## Assignment
Copy each line of the data beneath in which the word "FPKM" appears.

···

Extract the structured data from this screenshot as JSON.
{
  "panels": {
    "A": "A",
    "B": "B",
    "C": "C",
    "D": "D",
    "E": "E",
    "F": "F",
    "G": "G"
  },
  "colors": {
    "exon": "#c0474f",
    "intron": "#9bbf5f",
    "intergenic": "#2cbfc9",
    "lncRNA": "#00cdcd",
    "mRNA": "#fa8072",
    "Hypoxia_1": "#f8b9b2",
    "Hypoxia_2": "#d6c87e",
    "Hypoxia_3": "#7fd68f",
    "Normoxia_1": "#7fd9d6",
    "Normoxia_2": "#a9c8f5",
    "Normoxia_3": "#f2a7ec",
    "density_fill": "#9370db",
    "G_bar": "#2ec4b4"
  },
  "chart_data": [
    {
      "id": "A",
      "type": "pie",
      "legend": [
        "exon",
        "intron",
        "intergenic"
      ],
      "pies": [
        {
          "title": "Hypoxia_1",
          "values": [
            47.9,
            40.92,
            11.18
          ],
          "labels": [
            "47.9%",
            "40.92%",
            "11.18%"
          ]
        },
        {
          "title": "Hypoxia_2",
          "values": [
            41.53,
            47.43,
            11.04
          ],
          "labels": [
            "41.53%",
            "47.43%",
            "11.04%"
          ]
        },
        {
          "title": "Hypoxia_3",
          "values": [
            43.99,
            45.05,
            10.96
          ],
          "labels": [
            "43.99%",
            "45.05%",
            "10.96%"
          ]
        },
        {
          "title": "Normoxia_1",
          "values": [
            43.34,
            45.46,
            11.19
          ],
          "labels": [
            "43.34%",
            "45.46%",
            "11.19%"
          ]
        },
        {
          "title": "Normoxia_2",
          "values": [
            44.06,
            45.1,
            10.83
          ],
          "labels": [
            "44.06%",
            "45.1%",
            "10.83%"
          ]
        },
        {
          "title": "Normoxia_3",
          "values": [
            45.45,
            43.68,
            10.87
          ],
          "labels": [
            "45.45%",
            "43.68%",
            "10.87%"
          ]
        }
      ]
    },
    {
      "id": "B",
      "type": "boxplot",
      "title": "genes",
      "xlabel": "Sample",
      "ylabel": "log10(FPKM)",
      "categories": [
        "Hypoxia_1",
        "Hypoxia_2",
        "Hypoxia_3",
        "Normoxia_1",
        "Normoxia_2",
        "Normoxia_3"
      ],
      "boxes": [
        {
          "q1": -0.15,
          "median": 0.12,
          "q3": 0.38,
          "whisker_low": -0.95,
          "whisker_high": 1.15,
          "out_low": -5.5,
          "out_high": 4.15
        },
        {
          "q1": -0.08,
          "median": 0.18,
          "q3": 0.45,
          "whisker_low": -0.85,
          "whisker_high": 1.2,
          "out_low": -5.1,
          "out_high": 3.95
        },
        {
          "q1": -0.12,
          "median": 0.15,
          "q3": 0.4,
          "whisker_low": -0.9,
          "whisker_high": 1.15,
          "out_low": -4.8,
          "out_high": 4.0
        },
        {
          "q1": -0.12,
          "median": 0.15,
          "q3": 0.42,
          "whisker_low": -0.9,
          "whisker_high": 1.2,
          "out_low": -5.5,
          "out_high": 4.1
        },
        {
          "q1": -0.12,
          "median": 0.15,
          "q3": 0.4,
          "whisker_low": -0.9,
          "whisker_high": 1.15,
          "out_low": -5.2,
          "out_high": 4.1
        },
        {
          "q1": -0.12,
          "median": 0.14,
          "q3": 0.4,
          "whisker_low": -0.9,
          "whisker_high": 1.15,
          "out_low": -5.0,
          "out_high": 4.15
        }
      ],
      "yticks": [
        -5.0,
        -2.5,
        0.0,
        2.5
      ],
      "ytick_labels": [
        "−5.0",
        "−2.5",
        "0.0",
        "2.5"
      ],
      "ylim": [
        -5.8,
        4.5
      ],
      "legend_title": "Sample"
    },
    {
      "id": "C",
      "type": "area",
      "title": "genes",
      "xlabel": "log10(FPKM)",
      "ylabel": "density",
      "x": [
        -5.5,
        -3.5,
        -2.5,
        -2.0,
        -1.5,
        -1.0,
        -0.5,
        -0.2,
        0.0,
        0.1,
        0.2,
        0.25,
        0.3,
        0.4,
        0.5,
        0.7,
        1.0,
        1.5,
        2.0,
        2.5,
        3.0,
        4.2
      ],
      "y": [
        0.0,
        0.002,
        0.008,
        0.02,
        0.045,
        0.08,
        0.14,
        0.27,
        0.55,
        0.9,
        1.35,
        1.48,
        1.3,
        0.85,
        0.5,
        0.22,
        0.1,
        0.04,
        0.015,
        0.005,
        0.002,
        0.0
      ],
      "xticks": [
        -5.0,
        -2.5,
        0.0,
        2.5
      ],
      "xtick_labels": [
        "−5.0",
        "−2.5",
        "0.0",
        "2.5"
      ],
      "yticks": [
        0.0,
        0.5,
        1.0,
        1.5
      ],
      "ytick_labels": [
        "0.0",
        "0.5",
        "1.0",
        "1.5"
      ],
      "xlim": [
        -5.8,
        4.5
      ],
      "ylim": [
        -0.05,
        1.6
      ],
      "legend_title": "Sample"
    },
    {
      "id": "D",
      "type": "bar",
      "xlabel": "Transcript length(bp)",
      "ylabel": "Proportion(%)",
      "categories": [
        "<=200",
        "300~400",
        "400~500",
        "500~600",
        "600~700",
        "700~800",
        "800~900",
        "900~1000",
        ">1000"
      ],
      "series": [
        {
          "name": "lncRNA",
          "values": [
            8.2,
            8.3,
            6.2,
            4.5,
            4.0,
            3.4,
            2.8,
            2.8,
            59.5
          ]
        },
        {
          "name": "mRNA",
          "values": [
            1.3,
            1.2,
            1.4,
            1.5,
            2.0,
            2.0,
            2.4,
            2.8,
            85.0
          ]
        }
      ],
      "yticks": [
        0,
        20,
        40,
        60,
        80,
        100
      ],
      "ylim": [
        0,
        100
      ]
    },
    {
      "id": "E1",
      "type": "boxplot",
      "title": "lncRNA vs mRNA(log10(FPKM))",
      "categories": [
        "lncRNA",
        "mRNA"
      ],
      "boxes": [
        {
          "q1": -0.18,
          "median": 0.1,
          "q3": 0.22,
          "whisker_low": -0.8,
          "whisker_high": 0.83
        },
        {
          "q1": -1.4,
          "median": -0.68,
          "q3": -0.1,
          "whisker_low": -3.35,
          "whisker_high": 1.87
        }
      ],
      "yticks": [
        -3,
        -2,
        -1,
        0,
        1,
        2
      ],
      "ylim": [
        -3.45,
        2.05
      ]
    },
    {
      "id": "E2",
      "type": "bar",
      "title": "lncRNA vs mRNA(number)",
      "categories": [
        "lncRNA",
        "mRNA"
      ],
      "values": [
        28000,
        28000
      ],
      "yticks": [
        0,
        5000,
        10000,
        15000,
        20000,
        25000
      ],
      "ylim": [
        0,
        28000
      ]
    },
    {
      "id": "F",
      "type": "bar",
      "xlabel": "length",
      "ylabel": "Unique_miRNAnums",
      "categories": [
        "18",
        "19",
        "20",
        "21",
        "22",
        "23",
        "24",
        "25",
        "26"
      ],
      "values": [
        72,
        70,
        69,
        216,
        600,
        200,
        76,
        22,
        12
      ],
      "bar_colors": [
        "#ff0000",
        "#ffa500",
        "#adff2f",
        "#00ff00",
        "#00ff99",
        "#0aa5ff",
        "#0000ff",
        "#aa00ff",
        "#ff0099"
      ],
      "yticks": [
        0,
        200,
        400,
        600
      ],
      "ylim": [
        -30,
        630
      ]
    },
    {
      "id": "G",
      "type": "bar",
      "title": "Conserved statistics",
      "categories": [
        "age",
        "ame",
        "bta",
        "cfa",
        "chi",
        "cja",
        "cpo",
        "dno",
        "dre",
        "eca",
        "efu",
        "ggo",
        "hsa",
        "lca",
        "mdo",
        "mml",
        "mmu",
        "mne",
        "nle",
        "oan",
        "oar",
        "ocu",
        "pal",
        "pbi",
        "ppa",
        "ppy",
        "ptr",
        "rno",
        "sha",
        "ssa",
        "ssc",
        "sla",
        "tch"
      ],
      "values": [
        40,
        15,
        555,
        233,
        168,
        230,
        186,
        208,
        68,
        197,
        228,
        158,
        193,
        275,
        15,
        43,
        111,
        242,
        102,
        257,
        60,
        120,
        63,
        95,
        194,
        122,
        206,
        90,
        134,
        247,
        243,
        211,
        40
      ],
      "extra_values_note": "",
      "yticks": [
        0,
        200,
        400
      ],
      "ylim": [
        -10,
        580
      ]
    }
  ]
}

···

## Answer to this exercise
      "ylabel": "log10(FPKM)",
      "xlabel": "log10(FPKM)",
      "title": "lncRNA vs mRNA(log10(FPKM))",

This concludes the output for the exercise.